* begin SUPPLIED TEXT *
Sketch a residual plot that illustrates a violation of a particular assumption (non-linearity, non-constant variance or non-normality).

Given a residual plot, describe evidence you see for violations of the regression assumptions.

Suggest a remedy for a particular violation.

Describe three ways a point may be considered “unusual”.

Name three case influence statistics and describe conceptually how they measure “unusualness”.

Identify from a scatterplot (in the simple linear regression case) if a point is likely to be high leverage, influential and/or an outlier.

Describe a limitation of case influence statistics.

Describe what is meant by multicollinearity.

Describe how multicollinearity might be detected.

Discuss the consequences of multicollinearity.

Describe the assumption that generalized least squares is designed to relax.

Derive the generalized least squares estimates (for known \(\Sigma\)).

Give an example of data where using weighted least squares is desirable.

Conduct a lack-of-fit test.

Interpret the result of a lack-of-fit test.

Describe the goal of robust regression techniques.

Describe why we might transform the response and/or the explanatory variables.

Choose a transform of the response based on a Box-Cox plot.

Interpret a parameter estimate based on a regression with a log transformed response.

State the additional assumption required to make inferences about medians in a regression using a log transformed response.

Give a reason why variable selection might be recommended.

Give a reason why variable selection might be avoided.

Describe the process of model selection by forward selection/backward elimination.

Give an advantage and a disadvantage of stepwise methods.

Perform one step of forward selection/backward elimination.

Name and describe four model selection criteria.

Discuss the similarities and differences between model selection criteria.

Discuss why it is dangerous to use the same data to fit a predictive model and to evaluate the model’s predictive ability.

Describe two regularized regression methods.

Describe why might we prefer biased estimates (or predictions).

Describe/sketch an example of a predictive model that would have low/high variance and low/high bias.

Discuss the difference in goals between explanation and prediction.

Describe the difference between linear and logistic regression models.

Describe the difference between linear and non-linear regression models.
* end SUPPLIED TEXT *
Answer these questions about the regression objectives list:
1. Which three assumption violations does the first item name for a sketched residual plot?
2. How many model selection criteria does the list ask you to name and describe?
3. In which regression case does the list ask you to judge from a scatterplot whether a point is high leverage, influential or an outlier?
* begin STORED DATA *
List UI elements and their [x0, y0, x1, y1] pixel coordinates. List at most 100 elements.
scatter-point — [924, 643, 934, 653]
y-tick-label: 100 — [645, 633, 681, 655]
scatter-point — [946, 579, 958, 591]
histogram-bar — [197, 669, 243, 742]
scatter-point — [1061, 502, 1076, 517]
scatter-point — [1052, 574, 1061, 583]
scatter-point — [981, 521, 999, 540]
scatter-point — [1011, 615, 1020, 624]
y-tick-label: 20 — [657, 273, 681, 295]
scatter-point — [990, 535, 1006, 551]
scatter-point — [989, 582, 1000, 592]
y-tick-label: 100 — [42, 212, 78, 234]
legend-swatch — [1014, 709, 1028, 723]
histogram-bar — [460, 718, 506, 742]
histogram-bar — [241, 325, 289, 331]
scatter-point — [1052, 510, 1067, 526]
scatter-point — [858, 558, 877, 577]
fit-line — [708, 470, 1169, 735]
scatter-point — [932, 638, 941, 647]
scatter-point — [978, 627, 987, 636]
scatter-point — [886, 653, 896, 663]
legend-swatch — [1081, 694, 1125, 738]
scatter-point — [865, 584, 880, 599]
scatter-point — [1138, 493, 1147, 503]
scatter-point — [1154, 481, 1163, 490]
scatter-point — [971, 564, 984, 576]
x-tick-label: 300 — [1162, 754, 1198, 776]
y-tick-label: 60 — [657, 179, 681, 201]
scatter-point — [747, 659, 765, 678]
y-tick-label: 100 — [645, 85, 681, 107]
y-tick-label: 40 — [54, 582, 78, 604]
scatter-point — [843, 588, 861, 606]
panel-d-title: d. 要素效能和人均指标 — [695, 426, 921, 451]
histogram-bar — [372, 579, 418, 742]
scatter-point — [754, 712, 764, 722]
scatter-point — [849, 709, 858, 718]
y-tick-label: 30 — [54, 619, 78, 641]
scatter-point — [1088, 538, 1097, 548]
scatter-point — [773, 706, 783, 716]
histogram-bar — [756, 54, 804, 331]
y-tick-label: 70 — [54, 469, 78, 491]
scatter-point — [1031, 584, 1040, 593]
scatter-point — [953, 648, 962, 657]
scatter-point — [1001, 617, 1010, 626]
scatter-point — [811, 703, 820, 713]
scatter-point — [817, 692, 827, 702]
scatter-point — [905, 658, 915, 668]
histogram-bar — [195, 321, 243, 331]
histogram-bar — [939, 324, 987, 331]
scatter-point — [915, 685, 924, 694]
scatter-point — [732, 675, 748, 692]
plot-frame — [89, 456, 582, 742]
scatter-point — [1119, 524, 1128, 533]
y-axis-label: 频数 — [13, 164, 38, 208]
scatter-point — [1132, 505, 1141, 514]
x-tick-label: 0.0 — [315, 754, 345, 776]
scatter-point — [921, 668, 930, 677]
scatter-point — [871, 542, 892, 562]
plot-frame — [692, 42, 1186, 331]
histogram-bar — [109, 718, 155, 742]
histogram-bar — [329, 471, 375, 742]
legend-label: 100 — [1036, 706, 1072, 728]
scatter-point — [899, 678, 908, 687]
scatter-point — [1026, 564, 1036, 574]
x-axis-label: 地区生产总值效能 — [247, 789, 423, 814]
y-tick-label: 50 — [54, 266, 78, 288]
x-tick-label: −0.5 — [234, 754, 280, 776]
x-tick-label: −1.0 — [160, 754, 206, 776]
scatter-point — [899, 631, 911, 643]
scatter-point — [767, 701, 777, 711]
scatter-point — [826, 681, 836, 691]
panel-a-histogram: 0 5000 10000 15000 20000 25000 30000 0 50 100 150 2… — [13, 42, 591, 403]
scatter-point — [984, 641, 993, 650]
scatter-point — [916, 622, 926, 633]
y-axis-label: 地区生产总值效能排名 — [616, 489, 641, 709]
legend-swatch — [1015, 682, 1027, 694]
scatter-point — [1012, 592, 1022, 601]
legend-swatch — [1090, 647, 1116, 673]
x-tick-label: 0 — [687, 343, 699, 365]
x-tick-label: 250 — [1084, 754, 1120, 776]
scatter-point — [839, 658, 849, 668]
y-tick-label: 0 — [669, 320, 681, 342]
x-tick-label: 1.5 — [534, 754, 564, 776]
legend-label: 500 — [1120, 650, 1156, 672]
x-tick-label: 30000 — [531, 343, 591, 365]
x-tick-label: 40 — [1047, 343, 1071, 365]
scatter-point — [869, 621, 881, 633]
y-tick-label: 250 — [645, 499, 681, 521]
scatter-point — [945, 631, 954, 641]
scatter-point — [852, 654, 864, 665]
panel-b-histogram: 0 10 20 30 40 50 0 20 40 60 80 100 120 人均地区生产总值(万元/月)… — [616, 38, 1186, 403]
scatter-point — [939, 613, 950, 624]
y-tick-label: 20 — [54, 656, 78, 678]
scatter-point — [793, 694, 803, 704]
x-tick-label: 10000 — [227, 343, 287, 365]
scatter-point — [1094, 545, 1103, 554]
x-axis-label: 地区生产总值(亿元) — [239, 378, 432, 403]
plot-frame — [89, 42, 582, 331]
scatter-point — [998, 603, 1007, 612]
* end STORED DATA *
TASK RESPONSE:
1. Non-linearity, non-constant variance and non-normality.
2. Four.
3. The simple linear regression case.